Instructions for the task: Set down all of the data that follows word for word, without the images.

====== Input rows

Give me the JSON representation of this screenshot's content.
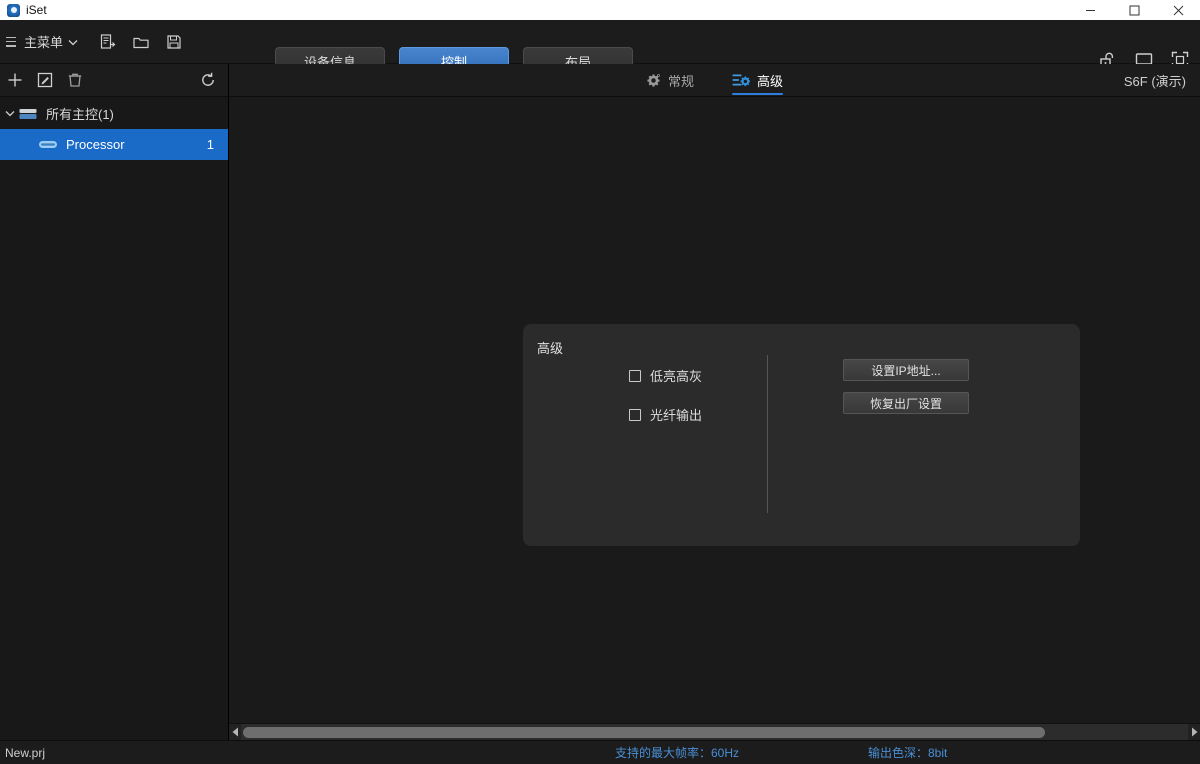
{
  "window": {
    "title": "iSet",
    "app_icon": "app-logo-icon",
    "controls": [
      {
        "name": "minimize-button",
        "glyph": "minimize-icon"
      },
      {
        "name": "maximize-button",
        "glyph": "maximize-icon"
      },
      {
        "name": "close-button",
        "glyph": "close-icon"
      }
    ]
  },
  "menubar": {
    "hamburger": "hamburger-icon",
    "main_menu_label": "主菜单",
    "chevron": "chevron-down-icon",
    "tools": [
      {
        "name": "new-project-icon",
        "title": "新建"
      },
      {
        "name": "open-project-icon",
        "title": "打开"
      },
      {
        "name": "save-project-icon",
        "title": "保存"
      }
    ],
    "mode_buttons": [
      {
        "label": "设备信息",
        "active": false,
        "name": "device-info"
      },
      {
        "label": "控制",
        "active": true,
        "name": "control"
      },
      {
        "label": "布局",
        "active": false,
        "name": "layout"
      }
    ],
    "right_icons": [
      {
        "name": "unlock-icon"
      },
      {
        "name": "monitor-icon"
      },
      {
        "name": "fullscreen-icon"
      }
    ]
  },
  "sidebar": {
    "tools": [
      {
        "name": "add-icon"
      },
      {
        "name": "edit-icon"
      },
      {
        "name": "delete-icon"
      },
      {
        "name": "refresh-icon"
      }
    ],
    "tree": {
      "root": {
        "label": "所有主控(1)",
        "expanded": true
      },
      "children": [
        {
          "label": "Processor",
          "count": "1",
          "selected": true
        }
      ]
    }
  },
  "main": {
    "tabs": [
      {
        "label": "常规",
        "icon": "gear-icon",
        "active": false
      },
      {
        "label": "高级",
        "icon": "advanced-settings-icon",
        "active": true
      }
    ],
    "device_name": "S6F (演示)"
  },
  "panel": {
    "title": "高级",
    "checkboxes": [
      {
        "label": "低亮高灰",
        "checked": false
      },
      {
        "label": "光纤输出",
        "checked": false
      }
    ],
    "buttons": [
      {
        "label": "设置IP地址...",
        "name": "set-ip-address"
      },
      {
        "label": "恢复出厂设置",
        "name": "factory-reset"
      }
    ]
  },
  "scrollbar": {
    "left_arrow": "scroll-left-icon",
    "right_arrow": "scroll-right-icon"
  },
  "statusbar": {
    "file": "New.prj",
    "max_frame_rate": "支持的最大帧率：60Hz",
    "color_depth": "输出色深：8bit"
  },
  "colors": {
    "accent_blue": "#2f7ddb",
    "selection_blue": "#1a6ac7",
    "status_blue": "#4a8fd6",
    "panel_bg": "#2b2b2b",
    "app_bg": "#1a1a1a"
  }
}
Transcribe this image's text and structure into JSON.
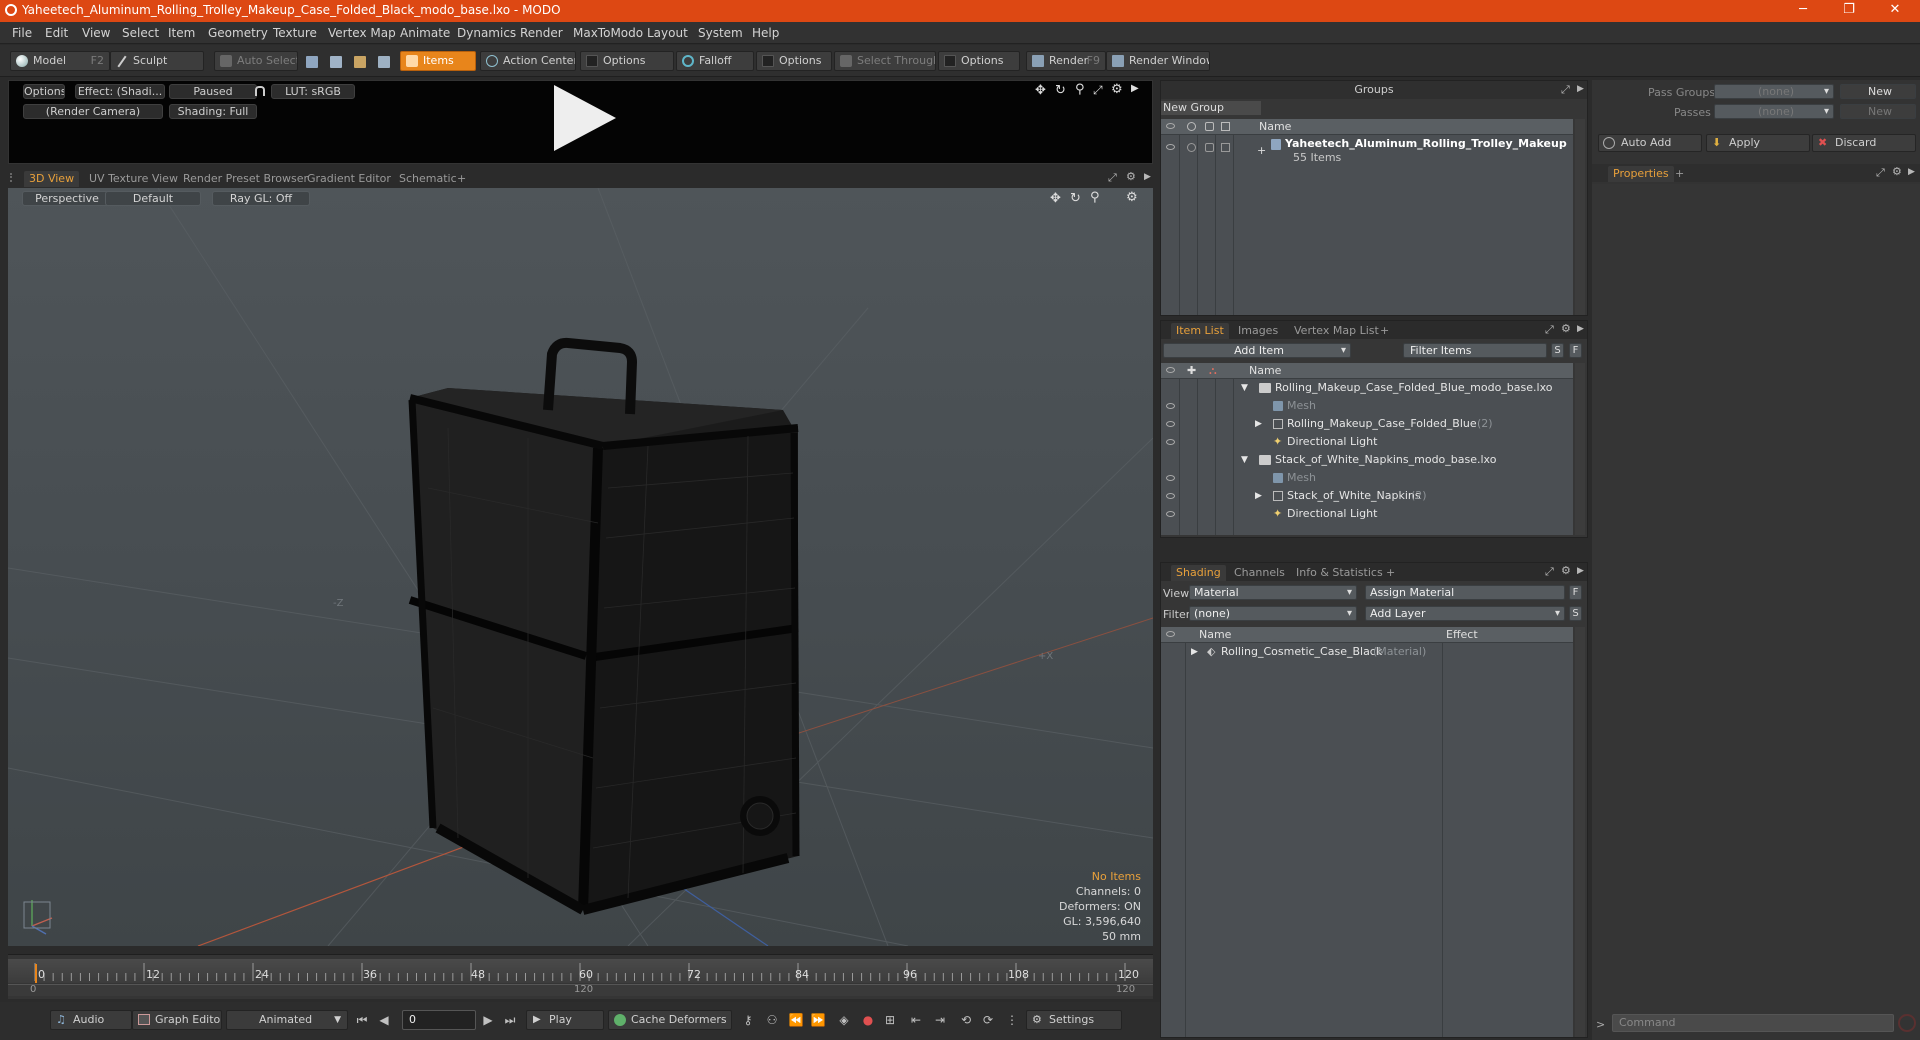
{
  "window": {
    "title": "Yaheetech_Aluminum_Rolling_Trolley_Makeup_Case_Folded_Black_modo_base.lxo - MODO",
    "minimize": "─",
    "restore": "❐",
    "close": "✕"
  },
  "menu": [
    "File",
    "Edit",
    "View",
    "Select",
    "Item",
    "Geometry",
    "Texture",
    "Vertex Map",
    "Animate",
    "Dynamics",
    "Render",
    "MaxToModo",
    "Layout",
    "System",
    "Help"
  ],
  "toolbar": {
    "model": "Model",
    "model_key": "F2",
    "sculpt": "Sculpt",
    "auto_select": "Auto Select",
    "items": "Items",
    "action_center": "Action Center",
    "options1": "Options",
    "falloff": "Falloff",
    "options2": "Options",
    "select_through": "Select Through",
    "options3": "Options",
    "render": "Render",
    "render_key": "F9",
    "render_window": "Render Window"
  },
  "preview": {
    "options": "Options",
    "effect": "Effect: (Shadi...",
    "paused": "Paused",
    "lut": "LUT: sRGB",
    "camera": "(Render Camera)",
    "shading": "Shading: Full"
  },
  "view_tabs": [
    "3D View",
    "UV Texture View",
    "Render Preset Browser",
    "Gradient Editor",
    "Schematic",
    "+"
  ],
  "viewport": {
    "perspective": "Perspective",
    "default": "Default",
    "raygl": "Ray GL: Off",
    "axis_neg_z": "-Z",
    "axis_pos_x": "+X",
    "stats": {
      "no_items": "No Items",
      "channels": "Channels: 0",
      "deformers": "Deformers: ON",
      "gl": "GL: 3,596,640",
      "mm": "50 mm"
    }
  },
  "timeline": {
    "ticks": [
      "0",
      "12",
      "24",
      "36",
      "48",
      "60",
      "72",
      "84",
      "96",
      "108",
      "120"
    ],
    "lower_ticks": [
      "0",
      "120",
      "120"
    ]
  },
  "bottom": {
    "audio": "Audio",
    "graph_editor": "Graph Editor",
    "animated": "Animated",
    "frame": "0",
    "play": "Play",
    "cache_deformers": "Cache Deformers",
    "settings": "Settings"
  },
  "groups": {
    "title": "Groups",
    "new_group": "New Group",
    "col_name": "Name",
    "item_name": "Yaheetech_Aluminum_Rolling_Trolley_Makeup ...",
    "item_count": "55 Items"
  },
  "item_list": {
    "tabs": [
      "Item List",
      "Images",
      "Vertex Map List",
      "+"
    ],
    "add_item": "Add Item",
    "filter": "Filter Items",
    "s": "S",
    "f": "F",
    "col_name": "Name",
    "rows": [
      {
        "label": "Rolling_Makeup_Case_Folded_Blue_modo_base.lxo",
        "extra": "",
        "dim": false
      },
      {
        "label": "Mesh",
        "extra": "",
        "dim": true
      },
      {
        "label": "Rolling_Makeup_Case_Folded_Blue",
        "extra": "(2)",
        "dim": false
      },
      {
        "label": "Directional Light",
        "extra": "",
        "dim": false
      },
      {
        "label": "Stack_of_White_Napkins_modo_base.lxo",
        "extra": "",
        "dim": false
      },
      {
        "label": "Mesh",
        "extra": "",
        "dim": true
      },
      {
        "label": "Stack_of_White_Napkins",
        "extra": "(2)",
        "dim": false
      },
      {
        "label": "Directional Light",
        "extra": "",
        "dim": false
      }
    ]
  },
  "shading": {
    "tabs": [
      "Shading",
      "Channels",
      "Info & Statistics",
      "+"
    ],
    "view_label": "View",
    "view_value": "Material",
    "assign_material": "Assign Material",
    "filter_label": "Filter",
    "filter_value": "(none)",
    "add_layer": "Add Layer",
    "f": "F",
    "s": "S",
    "col_name": "Name",
    "col_effect": "Effect",
    "row_name": "Rolling_Cosmetic_Case_Black",
    "row_type": "(Material)"
  },
  "right": {
    "pass_groups": "Pass Groups",
    "passes": "Passes",
    "none1": "(none)",
    "none2": "(none)",
    "new1": "New",
    "new2": "New",
    "auto_add": "Auto Add",
    "apply": "Apply",
    "discard": "Discard",
    "properties": "Properties",
    "plus": "+",
    "command": "Command"
  },
  "colors": {
    "title_bar": "#dd4813",
    "accent": "#e8851b",
    "tab_active": "#e8a03b"
  }
}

============

Task solution:
Give me the JSON representation of this screenshot's content.
{
  "window": {
    "title": "iSet",
    "app_icon": "app-logo-icon",
    "controls": [
      {
        "name": "minimize-button",
        "glyph": "minimize-icon"
      },
      {
        "name": "maximize-button",
        "glyph": "maximize-icon"
      },
      {
        "name": "close-button",
        "glyph": "close-icon"
      }
    ]
  },
  "menubar": {
    "hamburger": "hamburger-icon",
    "main_menu_label": "主菜单",
    "chevron": "chevron-down-icon",
    "tools": [
      {
        "name": "new-project-icon",
        "title": "新建"
      },
      {
        "name": "open-project-icon",
        "title": "打开"
      },
      {
        "name": "save-project-icon",
        "title": "保存"
      }
    ],
    "mode_buttons": [
      {
        "label": "设备信息",
        "active": false,
        "name": "device-info"
      },
      {
        "label": "控制",
        "active": true,
        "name": "control"
      },
      {
        "label": "布局",
        "active": false,
        "name": "layout"
      }
    ],
    "right_icons": [
      {
        "name": "unlock-icon"
      },
      {
        "name": "monitor-icon"
      },
      {
        "name": "fullscreen-icon"
      }
    ]
  },
  "sidebar": {
    "tools": [
      {
        "name": "add-icon"
      },
      {
        "name": "edit-icon"
      },
      {
        "name": "delete-icon"
      },
      {
        "name": "refresh-icon"
      }
    ],
    "tree": {
      "root": {
        "label": "所有主控(1)",
        "expanded": true
      },
      "children": [
        {
          "label": "Processor",
          "count": "1",
          "selected": true
        }
      ]
    }
  },
  "main": {
    "tabs": [
      {
        "label": "常规",
        "icon": "gear-icon",
        "active": false
      },
      {
        "label": "高级",
        "icon": "advanced-settings-icon",
        "active": true
      }
    ],
    "device_name": "S6F (演示)"
  },
  "panel": {
    "title": "高级",
    "checkboxes": [
      {
        "label": "低亮高灰",
        "checked": false
      },
      {
        "label": "光纤输出",
        "checked": false
      }
    ],
    "buttons": [
      {
        "label": "设置IP地址...",
        "name": "set-ip-address"
      },
      {
        "label": "恢复出厂设置",
        "name": "factory-reset"
      }
    ]
  },
  "scrollbar": {
    "left_arrow": "scroll-left-icon",
    "right_arrow": "scroll-right-icon"
  },
  "statusbar": {
    "file": "New.prj",
    "max_frame_rate": "支持的最大帧率：60Hz",
    "color_depth": "输出色深：8bit"
  },
  "colors": {
    "accent_blue": "#2f7ddb",
    "selection_blue": "#1a6ac7",
    "status_blue": "#4a8fd6",
    "panel_bg": "#2b2b2b",
    "app_bg": "#1a1a1a"
  }
}
Transcribe this image's text and structure into JSON.
{
  "window": {
    "title": "Yaheetech_Aluminum_Rolling_Trolley_Makeup_Case_Folded_Black_modo_base.lxo - MODO",
    "minimize": "─",
    "restore": "❐",
    "close": "✕"
  },
  "menu": [
    "File",
    "Edit",
    "View",
    "Select",
    "Item",
    "Geometry",
    "Texture",
    "Vertex Map",
    "Animate",
    "Dynamics",
    "Render",
    "MaxToModo",
    "Layout",
    "System",
    "Help"
  ],
  "toolbar": {
    "model": "Model",
    "model_key": "F2",
    "sculpt": "Sculpt",
    "auto_select": "Auto Select",
    "items": "Items",
    "action_center": "Action Center",
    "options1": "Options",
    "falloff": "Falloff",
    "options2": "Options",
    "select_through": "Select Through",
    "options3": "Options",
    "render": "Render",
    "render_key": "F9",
    "render_window": "Render Window"
  },
  "preview": {
    "options": "Options",
    "effect": "Effect: (Shadi...",
    "paused": "Paused",
    "lut": "LUT: sRGB",
    "camera": "(Render Camera)",
    "shading": "Shading: Full"
  },
  "view_tabs": [
    "3D View",
    "UV Texture View",
    "Render Preset Browser",
    "Gradient Editor",
    "Schematic",
    "+"
  ],
  "viewport": {
    "perspective": "Perspective",
    "default": "Default",
    "raygl": "Ray GL: Off",
    "axis_neg_z": "-Z",
    "axis_pos_x": "+X",
    "stats": {
      "no_items": "No Items",
      "channels": "Channels: 0",
      "deformers": "Deformers: ON",
      "gl": "GL: 3,596,640",
      "mm": "50 mm"
    }
  },
  "timeline": {
    "ticks": [
      "0",
      "12",
      "24",
      "36",
      "48",
      "60",
      "72",
      "84",
      "96",
      "108",
      "120"
    ],
    "lower_ticks": [
      "0",
      "120",
      "120"
    ]
  },
  "bottom": {
    "audio": "Audio",
    "graph_editor": "Graph Editor",
    "animated": "Animated",
    "frame": "0",
    "play": "Play",
    "cache_deformers": "Cache Deformers",
    "settings": "Settings"
  },
  "groups": {
    "title": "Groups",
    "new_group": "New Group",
    "col_name": "Name",
    "item_name": "Yaheetech_Aluminum_Rolling_Trolley_Makeup ...",
    "item_count": "55 Items"
  },
  "item_list": {
    "tabs": [
      "Item List",
      "Images",
      "Vertex Map List",
      "+"
    ],
    "add_item": "Add Item",
    "filter": "Filter Items",
    "s": "S",
    "f": "F",
    "col_name": "Name",
    "rows": [
      {
        "label": "Rolling_Makeup_Case_Folded_Blue_modo_base.lxo",
        "extra": "",
        "dim": false
      },
      {
        "label": "Mesh",
        "extra": "",
        "dim": true
      },
      {
        "label": "Rolling_Makeup_Case_Folded_Blue",
        "extra": "(2)",
        "dim": false
      },
      {
        "label": "Directional Light",
        "extra": "",
        "dim": false
      },
      {
        "label": "Stack_of_White_Napkins_modo_base.lxo",
        "extra": "",
        "dim": false
      },
      {
        "label": "Mesh",
        "extra": "",
        "dim": true
      },
      {
        "label": "Stack_of_White_Napkins",
        "extra": "(2)",
        "dim": false
      },
      {
        "label": "Directional Light",
        "extra": "",
        "dim": false
      }
    ]
  },
  "shading": {
    "tabs": [
      "Shading",
      "Channels",
      "Info & Statistics",
      "+"
    ],
    "view_label": "View",
    "view_value": "Material",
    "assign_material": "Assign Material",
    "filter_label": "Filter",
    "filter_value": "(none)",
    "add_layer": "Add Layer",
    "f": "F",
    "s": "S",
    "col_name": "Name",
    "col_effect": "Effect",
    "row_name": "Rolling_Cosmetic_Case_Black",
    "row_type": "(Material)"
  },
  "right": {
    "pass_groups": "Pass Groups",
    "passes": "Passes",
    "none1": "(none)",
    "none2": "(none)",
    "new1": "New",
    "new2": "New",
    "auto_add": "Auto Add",
    "apply": "Apply",
    "discard": "Discard",
    "properties": "Properties",
    "plus": "+",
    "command": "Command"
  },
  "colors": {
    "title_bar": "#dd4813",
    "accent": "#e8851b",
    "tab_active": "#e8a03b"
  }
}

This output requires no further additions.